Prompt:
For every line in the records that has the word "satisfied", make a copy.

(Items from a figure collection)
+-------+

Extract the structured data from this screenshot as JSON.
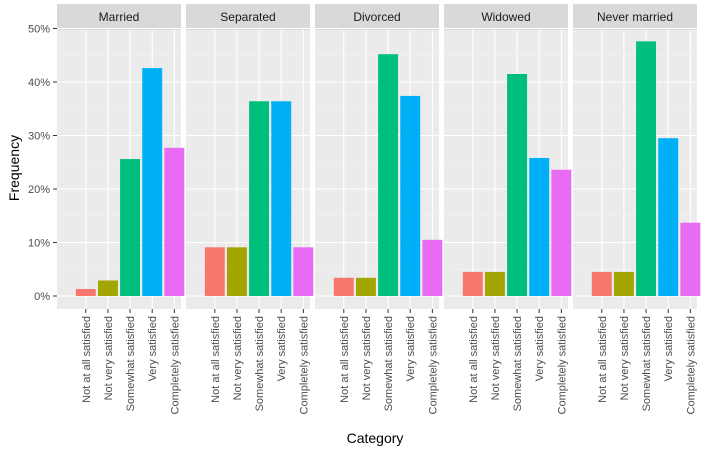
{
  "chart_data": {
    "type": "bar",
    "facets": [
      "Married",
      "Separated",
      "Divorced",
      "Widowed",
      "Never married"
    ],
    "categories": [
      "Not at all satisfied",
      "Not very satisfied",
      "Somewhat satisfied",
      "Very satisfied",
      "Completely satisfied"
    ],
    "colors": [
      "#F8766D",
      "#A3A500",
      "#00BF7D",
      "#00B0F6",
      "#E76BF3"
    ],
    "values": {
      "Married": [
        1.3,
        2.9,
        25.6,
        42.6,
        27.7
      ],
      "Separated": [
        9.1,
        9.1,
        36.4,
        36.4,
        9.1
      ],
      "Divorced": [
        3.4,
        3.4,
        45.2,
        37.4,
        10.5
      ],
      "Widowed": [
        4.5,
        4.5,
        41.5,
        25.8,
        23.6
      ],
      "Never married": [
        4.5,
        4.5,
        47.6,
        29.5,
        13.7
      ]
    },
    "ylim": [
      0,
      50
    ],
    "yticks": [
      "0%",
      "10%",
      "20%",
      "30%",
      "40%",
      "50%"
    ],
    "xlabel": "Category",
    "ylabel": "Frequency"
  }
}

+-------+

Full output:
      "Not at all satisfied",
      "Not very satisfied",
      "Somewhat satisfied",
      "Very satisfied",
      "Completely satisfied"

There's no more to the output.